▶ SET TASK: Go through the records and copy each line where the word "vállalkozások" occurs.

▶ DATA RECORDS:

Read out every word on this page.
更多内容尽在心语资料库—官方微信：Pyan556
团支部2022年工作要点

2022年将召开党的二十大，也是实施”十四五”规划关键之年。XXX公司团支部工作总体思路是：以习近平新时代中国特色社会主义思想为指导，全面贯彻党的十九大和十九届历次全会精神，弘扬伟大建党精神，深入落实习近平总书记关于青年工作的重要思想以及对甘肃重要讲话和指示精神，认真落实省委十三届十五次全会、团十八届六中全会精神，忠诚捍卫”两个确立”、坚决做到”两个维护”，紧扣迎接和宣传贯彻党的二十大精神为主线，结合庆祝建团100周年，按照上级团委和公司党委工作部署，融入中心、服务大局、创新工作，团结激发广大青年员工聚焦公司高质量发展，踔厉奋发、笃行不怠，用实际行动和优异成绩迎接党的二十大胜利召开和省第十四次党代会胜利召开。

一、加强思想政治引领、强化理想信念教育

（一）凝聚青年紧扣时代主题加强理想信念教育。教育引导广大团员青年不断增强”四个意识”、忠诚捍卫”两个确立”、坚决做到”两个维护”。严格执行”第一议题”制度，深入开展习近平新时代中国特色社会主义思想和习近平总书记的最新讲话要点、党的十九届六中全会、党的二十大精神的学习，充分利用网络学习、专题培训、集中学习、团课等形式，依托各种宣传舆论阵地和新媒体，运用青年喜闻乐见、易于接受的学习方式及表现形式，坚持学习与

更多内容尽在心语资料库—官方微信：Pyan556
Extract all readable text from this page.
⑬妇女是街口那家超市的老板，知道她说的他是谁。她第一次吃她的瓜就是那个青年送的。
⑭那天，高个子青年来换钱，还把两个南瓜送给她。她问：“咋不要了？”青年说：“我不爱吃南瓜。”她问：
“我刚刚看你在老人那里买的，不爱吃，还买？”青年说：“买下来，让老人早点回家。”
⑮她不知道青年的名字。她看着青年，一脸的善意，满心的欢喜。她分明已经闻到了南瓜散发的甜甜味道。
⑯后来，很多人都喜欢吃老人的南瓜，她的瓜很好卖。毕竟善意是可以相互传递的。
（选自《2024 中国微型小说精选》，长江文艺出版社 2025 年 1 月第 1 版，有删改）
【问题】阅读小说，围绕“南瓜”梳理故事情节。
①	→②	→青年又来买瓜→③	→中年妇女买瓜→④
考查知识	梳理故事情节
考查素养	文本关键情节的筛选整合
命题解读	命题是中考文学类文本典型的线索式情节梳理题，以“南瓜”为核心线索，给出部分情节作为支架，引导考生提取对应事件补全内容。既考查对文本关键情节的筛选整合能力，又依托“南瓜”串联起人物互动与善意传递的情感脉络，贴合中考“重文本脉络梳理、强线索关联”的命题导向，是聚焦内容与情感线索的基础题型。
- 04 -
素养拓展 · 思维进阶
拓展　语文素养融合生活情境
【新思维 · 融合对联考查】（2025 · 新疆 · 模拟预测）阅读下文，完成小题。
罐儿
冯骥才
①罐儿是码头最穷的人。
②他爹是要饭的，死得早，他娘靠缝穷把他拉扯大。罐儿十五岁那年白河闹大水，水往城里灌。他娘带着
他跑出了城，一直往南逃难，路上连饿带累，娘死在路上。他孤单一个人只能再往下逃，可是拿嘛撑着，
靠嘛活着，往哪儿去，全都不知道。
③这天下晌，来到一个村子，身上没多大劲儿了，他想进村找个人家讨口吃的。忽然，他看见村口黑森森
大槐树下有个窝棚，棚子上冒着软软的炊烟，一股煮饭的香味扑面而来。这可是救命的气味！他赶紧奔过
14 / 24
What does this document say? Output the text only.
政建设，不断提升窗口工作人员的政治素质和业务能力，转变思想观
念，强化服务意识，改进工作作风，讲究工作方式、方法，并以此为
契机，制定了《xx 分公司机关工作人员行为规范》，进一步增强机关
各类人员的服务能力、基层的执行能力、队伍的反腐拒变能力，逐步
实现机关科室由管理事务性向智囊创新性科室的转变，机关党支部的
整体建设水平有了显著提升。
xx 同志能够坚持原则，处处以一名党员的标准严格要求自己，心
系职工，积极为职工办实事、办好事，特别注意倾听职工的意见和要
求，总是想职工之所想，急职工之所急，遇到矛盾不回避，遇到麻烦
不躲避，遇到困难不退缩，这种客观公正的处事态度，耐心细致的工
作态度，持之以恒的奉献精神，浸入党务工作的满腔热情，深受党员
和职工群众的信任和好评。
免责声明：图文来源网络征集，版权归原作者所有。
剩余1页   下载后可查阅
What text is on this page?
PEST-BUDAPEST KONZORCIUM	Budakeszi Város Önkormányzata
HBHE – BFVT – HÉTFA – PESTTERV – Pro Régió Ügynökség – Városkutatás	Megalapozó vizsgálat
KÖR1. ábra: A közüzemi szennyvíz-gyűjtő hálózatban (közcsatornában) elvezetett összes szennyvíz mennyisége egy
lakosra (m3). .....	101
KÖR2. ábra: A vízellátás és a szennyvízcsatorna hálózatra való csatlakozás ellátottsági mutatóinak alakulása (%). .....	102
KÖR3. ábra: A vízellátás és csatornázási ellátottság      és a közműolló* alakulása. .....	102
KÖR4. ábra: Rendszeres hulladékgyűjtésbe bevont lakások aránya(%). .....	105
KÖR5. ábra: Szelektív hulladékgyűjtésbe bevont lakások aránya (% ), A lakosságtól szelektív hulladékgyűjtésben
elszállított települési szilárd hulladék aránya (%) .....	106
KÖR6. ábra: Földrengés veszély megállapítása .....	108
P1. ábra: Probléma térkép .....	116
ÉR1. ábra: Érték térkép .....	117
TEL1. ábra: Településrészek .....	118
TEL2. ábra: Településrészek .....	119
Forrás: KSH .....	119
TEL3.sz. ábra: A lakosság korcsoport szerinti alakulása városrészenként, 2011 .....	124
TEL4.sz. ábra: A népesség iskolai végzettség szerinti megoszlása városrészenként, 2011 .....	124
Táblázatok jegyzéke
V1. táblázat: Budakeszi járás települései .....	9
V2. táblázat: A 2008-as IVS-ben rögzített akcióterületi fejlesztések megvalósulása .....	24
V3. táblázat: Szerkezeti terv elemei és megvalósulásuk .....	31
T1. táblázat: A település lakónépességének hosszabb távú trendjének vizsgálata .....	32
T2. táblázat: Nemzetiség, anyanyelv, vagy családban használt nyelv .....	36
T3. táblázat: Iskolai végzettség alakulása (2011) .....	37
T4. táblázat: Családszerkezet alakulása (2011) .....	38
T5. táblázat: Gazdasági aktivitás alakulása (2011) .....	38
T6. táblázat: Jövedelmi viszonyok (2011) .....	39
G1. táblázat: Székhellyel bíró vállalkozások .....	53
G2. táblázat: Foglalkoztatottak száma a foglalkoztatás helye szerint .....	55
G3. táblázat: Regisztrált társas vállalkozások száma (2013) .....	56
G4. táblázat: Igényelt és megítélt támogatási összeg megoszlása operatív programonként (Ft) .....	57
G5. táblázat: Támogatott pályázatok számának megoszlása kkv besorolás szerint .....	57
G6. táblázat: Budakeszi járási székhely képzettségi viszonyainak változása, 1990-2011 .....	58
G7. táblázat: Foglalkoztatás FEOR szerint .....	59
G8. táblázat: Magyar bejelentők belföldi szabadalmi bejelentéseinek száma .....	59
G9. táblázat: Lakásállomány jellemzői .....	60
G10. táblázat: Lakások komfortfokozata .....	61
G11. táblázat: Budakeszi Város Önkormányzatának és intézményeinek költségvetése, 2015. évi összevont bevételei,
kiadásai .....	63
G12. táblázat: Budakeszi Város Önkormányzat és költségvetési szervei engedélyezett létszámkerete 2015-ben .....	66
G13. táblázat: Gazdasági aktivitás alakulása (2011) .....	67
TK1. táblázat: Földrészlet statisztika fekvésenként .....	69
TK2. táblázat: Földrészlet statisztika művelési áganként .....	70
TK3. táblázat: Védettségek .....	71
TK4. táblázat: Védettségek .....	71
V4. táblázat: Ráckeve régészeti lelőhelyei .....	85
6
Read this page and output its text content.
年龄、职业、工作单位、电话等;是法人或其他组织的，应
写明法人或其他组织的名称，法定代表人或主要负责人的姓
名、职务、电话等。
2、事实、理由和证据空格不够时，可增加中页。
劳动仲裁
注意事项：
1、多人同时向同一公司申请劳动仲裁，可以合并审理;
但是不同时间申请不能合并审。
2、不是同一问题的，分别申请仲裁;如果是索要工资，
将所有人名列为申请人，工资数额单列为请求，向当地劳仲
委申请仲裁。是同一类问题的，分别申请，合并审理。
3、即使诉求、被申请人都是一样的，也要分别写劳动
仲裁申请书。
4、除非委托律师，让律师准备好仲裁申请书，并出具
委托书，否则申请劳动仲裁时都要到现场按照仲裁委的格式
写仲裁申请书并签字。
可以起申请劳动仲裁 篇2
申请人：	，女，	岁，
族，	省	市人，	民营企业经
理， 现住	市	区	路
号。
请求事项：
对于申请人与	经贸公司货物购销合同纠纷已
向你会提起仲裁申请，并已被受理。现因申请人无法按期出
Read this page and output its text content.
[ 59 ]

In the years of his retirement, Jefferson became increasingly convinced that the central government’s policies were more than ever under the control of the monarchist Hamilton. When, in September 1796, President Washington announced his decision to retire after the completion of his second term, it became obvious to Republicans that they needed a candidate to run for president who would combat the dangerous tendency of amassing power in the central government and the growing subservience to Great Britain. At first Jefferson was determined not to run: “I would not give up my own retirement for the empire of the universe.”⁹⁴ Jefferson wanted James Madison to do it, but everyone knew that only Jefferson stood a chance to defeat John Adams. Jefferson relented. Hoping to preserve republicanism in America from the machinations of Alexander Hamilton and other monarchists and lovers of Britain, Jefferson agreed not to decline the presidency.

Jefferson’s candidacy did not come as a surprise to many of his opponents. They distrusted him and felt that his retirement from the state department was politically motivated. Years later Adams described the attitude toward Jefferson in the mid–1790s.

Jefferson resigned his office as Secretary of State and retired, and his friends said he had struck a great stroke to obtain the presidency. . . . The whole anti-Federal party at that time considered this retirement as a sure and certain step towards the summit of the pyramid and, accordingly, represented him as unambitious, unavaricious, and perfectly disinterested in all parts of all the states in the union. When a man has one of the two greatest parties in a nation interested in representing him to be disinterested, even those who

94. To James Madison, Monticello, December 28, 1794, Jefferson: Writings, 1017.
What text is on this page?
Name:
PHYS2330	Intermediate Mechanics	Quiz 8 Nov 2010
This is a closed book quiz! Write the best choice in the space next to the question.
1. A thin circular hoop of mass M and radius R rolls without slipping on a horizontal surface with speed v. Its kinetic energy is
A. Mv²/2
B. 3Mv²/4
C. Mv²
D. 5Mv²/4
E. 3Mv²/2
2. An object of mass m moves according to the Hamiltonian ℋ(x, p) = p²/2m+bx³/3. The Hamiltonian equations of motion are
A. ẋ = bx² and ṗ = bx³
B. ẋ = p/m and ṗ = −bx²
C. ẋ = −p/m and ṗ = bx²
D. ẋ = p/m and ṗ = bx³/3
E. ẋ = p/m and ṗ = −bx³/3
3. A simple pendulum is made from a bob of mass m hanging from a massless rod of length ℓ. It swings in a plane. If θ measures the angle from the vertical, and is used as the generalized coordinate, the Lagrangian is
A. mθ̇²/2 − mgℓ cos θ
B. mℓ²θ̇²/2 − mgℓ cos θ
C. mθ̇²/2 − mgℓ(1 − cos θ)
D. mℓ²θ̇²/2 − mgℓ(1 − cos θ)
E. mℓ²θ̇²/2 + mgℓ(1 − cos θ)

▶ RESPONSE TO THIS TASK:
G1. táblázat: Székhellyel bíró vállalkozások .....	53
G3. táblázat: Regisztrált társas vállalkozások száma (2013) .....	56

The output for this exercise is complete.